Direction. Print all the data, keeping every line exactly as it is.

Materials provided.
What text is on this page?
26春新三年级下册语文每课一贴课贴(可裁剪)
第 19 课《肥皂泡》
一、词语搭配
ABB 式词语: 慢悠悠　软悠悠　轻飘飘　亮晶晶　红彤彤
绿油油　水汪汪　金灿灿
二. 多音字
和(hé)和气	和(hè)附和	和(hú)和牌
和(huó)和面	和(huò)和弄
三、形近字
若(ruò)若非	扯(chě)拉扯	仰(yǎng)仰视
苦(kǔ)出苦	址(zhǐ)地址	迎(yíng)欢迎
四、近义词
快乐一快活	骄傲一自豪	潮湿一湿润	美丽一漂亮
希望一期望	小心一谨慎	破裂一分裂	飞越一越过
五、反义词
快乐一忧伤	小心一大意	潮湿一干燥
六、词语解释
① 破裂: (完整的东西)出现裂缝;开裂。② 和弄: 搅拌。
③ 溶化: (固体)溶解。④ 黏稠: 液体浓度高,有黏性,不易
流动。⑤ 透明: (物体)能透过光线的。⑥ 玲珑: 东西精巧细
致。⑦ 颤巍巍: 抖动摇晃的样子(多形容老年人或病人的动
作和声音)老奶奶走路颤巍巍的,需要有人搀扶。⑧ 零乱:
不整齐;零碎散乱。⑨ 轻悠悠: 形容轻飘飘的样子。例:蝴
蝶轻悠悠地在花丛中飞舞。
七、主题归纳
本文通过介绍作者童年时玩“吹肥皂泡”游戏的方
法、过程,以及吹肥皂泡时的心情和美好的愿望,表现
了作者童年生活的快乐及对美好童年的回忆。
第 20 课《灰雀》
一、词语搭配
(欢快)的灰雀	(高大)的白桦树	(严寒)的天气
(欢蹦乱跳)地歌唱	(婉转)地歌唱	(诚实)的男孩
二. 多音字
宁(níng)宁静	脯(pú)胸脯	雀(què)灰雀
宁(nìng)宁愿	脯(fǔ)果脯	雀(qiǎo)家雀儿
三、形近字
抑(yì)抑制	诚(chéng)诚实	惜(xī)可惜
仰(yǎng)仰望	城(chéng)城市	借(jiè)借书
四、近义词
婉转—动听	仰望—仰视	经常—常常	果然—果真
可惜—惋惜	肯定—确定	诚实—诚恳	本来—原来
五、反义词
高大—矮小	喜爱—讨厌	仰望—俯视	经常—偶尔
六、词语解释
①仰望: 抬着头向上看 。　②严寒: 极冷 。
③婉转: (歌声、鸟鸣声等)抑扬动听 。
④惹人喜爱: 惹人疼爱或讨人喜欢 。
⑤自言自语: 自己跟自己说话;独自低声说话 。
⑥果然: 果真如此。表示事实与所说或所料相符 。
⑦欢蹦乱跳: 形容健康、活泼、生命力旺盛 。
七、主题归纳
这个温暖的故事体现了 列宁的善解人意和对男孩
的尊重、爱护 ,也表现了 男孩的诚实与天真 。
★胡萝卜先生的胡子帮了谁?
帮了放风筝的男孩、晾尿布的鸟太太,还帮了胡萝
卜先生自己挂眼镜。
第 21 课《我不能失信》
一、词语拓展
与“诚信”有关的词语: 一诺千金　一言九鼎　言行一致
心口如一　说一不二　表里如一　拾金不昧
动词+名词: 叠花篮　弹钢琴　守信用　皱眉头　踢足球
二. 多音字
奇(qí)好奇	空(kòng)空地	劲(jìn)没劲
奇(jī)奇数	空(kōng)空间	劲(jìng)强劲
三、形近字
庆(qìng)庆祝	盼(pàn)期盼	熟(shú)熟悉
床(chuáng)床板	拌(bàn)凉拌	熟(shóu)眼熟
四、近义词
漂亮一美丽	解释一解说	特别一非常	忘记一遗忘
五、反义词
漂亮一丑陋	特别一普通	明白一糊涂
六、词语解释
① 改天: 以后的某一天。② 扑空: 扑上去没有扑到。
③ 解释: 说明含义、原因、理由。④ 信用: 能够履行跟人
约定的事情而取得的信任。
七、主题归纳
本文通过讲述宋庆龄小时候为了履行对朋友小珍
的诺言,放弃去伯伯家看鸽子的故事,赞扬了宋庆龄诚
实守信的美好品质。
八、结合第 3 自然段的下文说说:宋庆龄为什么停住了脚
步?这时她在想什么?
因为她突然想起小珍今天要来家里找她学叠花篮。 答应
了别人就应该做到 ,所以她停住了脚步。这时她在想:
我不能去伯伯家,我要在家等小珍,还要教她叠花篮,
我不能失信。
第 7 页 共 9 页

Reply to the exercise.
What text is on this page?
26春新三年级下册语文每课一贴课贴(可裁剪)
第 19 课《肥皂泡》
一、词语搭配
ABB 式词语: 慢悠悠　软悠悠　轻飘飘　亮晶晶　红彤彤
绿油油　水汪汪　金灿灿
二. 多音字
和(hé)和气	和(hè)附和	和(hú)和牌
和(huó)和面	和(huò)和弄
三、形近字
若(ruò)若非	扯(chě)拉扯	仰(yǎng)仰视
苦(kǔ)出苦	址(zhǐ)地址	迎(yíng)欢迎
四、近义词
快乐一快活	骄傲一自豪	潮湿一湿润	美丽一漂亮
希望一期望	小心一谨慎	破裂一分裂	飞越一越过
五、反义词
快乐一忧伤	小心一大意	潮湿一干燥
六、词语解释
① 破裂: (完整的东西)出现裂缝;开裂。② 和弄: 搅拌。
③ 溶化: (固体)溶解。④ 黏稠: 液体浓度高,有黏性,不易
流动。⑤ 透明: (物体)能透过光线的。⑥ 玲珑: 东西精巧细
致。⑦ 颤巍巍: 抖动摇晃的样子(多形容老年人或病人的动
作和声音)老奶奶走路颤巍巍的,需要有人搀扶。⑧ 零乱:
不整齐;零碎散乱。⑨ 轻悠悠: 形容轻飘飘的样子。例:蝴
蝶轻悠悠地在花丛中飞舞。
七、主题归纳
本文通过介绍作者童年时玩“吹肥皂泡”游戏的方
法、过程,以及吹肥皂泡时的心情和美好的愿望,表现
了作者童年生活的快乐及对美好童年的回忆。
第 20 课《灰雀》
一、词语搭配
(欢快)的灰雀	(高大)的白桦树	(严寒)的天气
(欢蹦乱跳)地歌唱	(婉转)地歌唱	(诚实)的男孩
二. 多音字
宁(níng)宁静	脯(pú)胸脯	雀(què)灰雀
宁(nìng)宁愿	脯(fǔ)果脯	雀(qiǎo)家雀儿
三、形近字
抑(yì)抑制	诚(chéng)诚实	惜(xī)可惜
仰(yǎng)仰望	城(chéng)城市	借(jiè)借书
四、近义词
婉转—动听	仰望—仰视	经常—常常	果然—果真
可惜—惋惜	肯定—确定	诚实—诚恳	本来—原来
五、反义词
高大—矮小	喜爱—讨厌	仰望—俯视	经常—偶尔
六、词语解释
①仰望: 抬着头向上看 。　②严寒: 极冷 。
③婉转: (歌声、鸟鸣声等)抑扬动听 。
④惹人喜爱: 惹人疼爱或讨人喜欢 。
⑤自言自语: 自己跟自己说话;独自低声说话 。
⑥果然: 果真如此。表示事实与所说或所料相符 。
⑦欢蹦乱跳: 形容健康、活泼、生命力旺盛 。
七、主题归纳
这个温暖的故事体现了 列宁的善解人意和对男孩
的尊重、爱护 ,也表现了 男孩的诚实与天真 。
★胡萝卜先生的胡子帮了谁?
帮了放风筝的男孩、晾尿布的鸟太太,还帮了胡萝
卜先生自己挂眼镜。
第 21 课《我不能失信》
一、词语拓展
与“诚信”有关的词语: 一诺千金　一言九鼎　言行一致
心口如一　说一不二　表里如一　拾金不昧
动词+名词: 叠花篮　弹钢琴　守信用　皱眉头　踢足球
二. 多音字
奇(qí)好奇	空(kòng)空地	劲(jìn)没劲
奇(jī)奇数	空(kōng)空间	劲(jìng)强劲
三、形近字
庆(qìng)庆祝	盼(pàn)期盼	熟(shú)熟悉
床(chuáng)床板	拌(bàn)凉拌	熟(shóu)眼熟
四、近义词
漂亮一美丽	解释一解说	特别一非常	忘记一遗忘
五、反义词
漂亮一丑陋	特别一普通	明白一糊涂
六、词语解释
① 改天: 以后的某一天。② 扑空: 扑上去没有扑到。
③ 解释: 说明含义、原因、理由。④ 信用: 能够履行跟人
约定的事情而取得的信任。
七、主题归纳
本文通过讲述宋庆龄小时候为了履行对朋友小珍
的诺言,放弃去伯伯家看鸽子的故事,赞扬了宋庆龄诚
实守信的美好品质。
八、结合第 3 自然段的下文说说:宋庆龄为什么停住了脚
步?这时她在想什么?
因为她突然想起小珍今天要来家里找她学叠花篮。 答应
了别人就应该做到 ,所以她停住了脚步。这时她在想:
我不能去伯伯家,我要在家等小珍,还要教她叠花篮,
我不能失信。
第 7 页 共 9 页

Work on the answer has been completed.